TASK DETAILS:
Give only one thing: the number of lines that include the word "cables".

GIVEN RECORDS:
"""

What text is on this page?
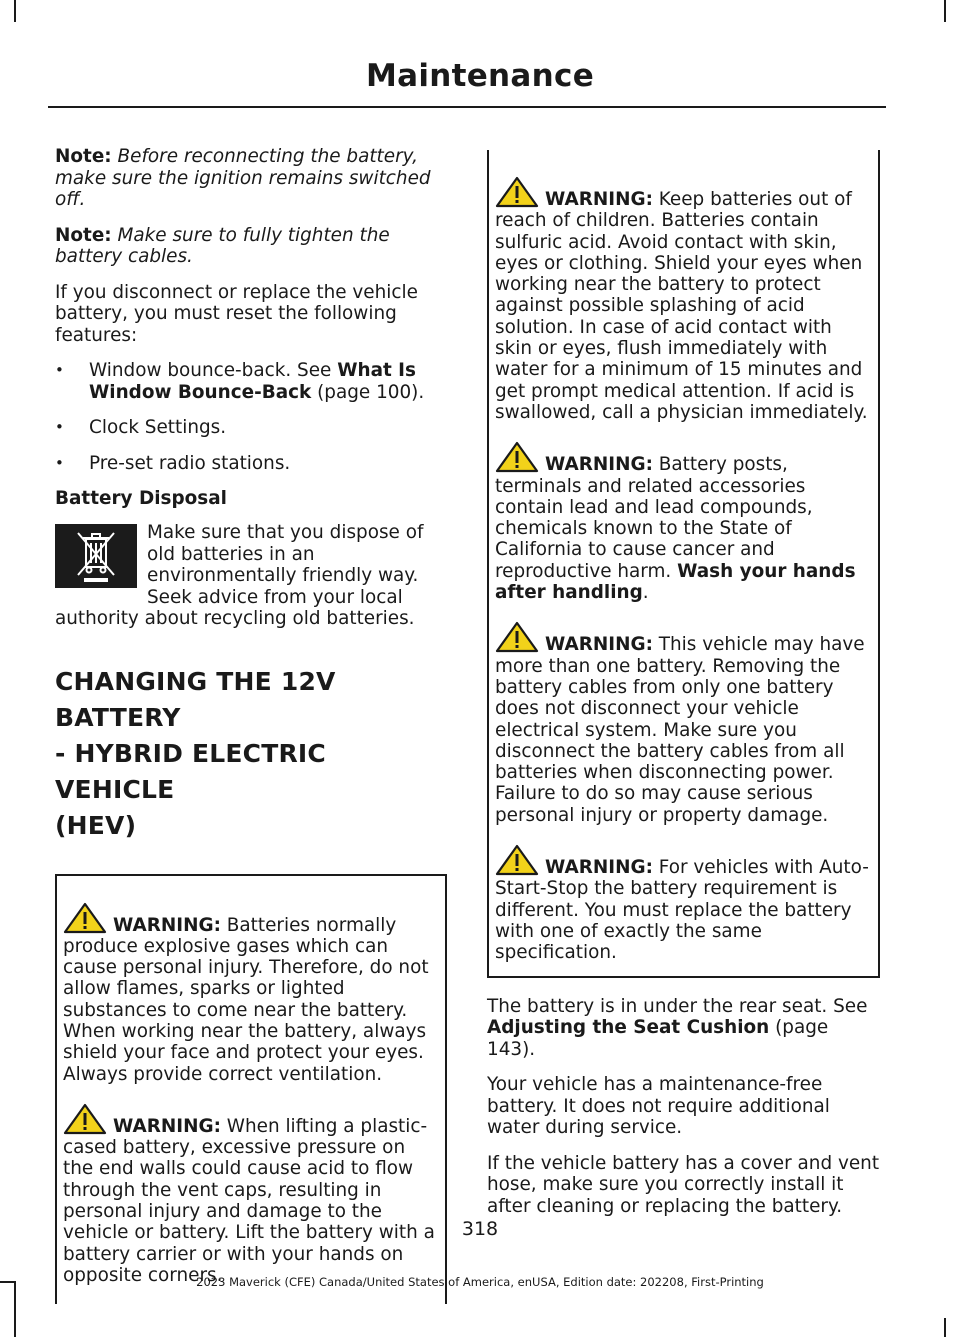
Maintenance

Note: Before reconnecting the battery, make sure the ignition remains switched off.

Note: Make sure to fully tighten the battery cables.

If you disconnect or replace the vehicle battery, you must reset the following features:

• Window bounce-back. See What Is Window Bounce-Back (page 100).
• Clock Settings.
• Pre-set radio stations.
Battery Disposal

Make sure that you dispose of old batteries in an environmentally friendly way. Seek advice from your local authority about recycling old batteries.

CHANGING THE 12V BATTERY
- HYBRID ELECTRIC VEHICLE
(HEV)

WARNING: Batteries normally produce explosive gases which can cause personal injury. Therefore, do not allow flames, sparks or lighted substances to come near the battery. When working near the battery, always shield your face and protect your eyes. Always provide correct ventilation.

WARNING: When lifting a plastic-cased battery, excessive pressure on the end walls could cause acid to flow through the vent caps, resulting in personal injury and damage to the vehicle or battery. Lift the battery with a battery carrier or with your hands on opposite corners.

WARNING: Keep batteries out of reach of children. Batteries contain sulfuric acid. Avoid contact with skin, eyes or clothing. Shield your eyes when working near the battery to protect against possible splashing of acid solution. In case of acid contact with skin or eyes, flush immediately with water for a minimum of 15 minutes and get prompt medical attention. If acid is swallowed, call a physician immediately.

WARNING: Battery posts, terminals and related accessories contain lead and lead compounds, chemicals known to the State of California to cause cancer and reproductive harm. Wash your hands after handling.

WARNING: This vehicle may have more than one battery. Removing the battery cables from only one battery does not disconnect your vehicle electrical system. Make sure you disconnect the battery cables from all batteries when disconnecting power. Failure to do so may cause serious personal injury or property damage.

WARNING: For vehicles with Auto-Start-Stop the battery requirement is different. You must replace the battery with one of exactly the same specification.

The battery is in under the rear seat. See Adjusting the Seat Cushion (page 143).

Your vehicle has a maintenance-free battery. It does not require additional water during service.

If the vehicle battery has a cover and vent hose, make sure you correctly install it after cleaning or replacing the battery.

318
2023 Maverick (CFE) Canada/United States of America, enUSA, Edition date: 202208, First-Printing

"""

SOLUTION:
2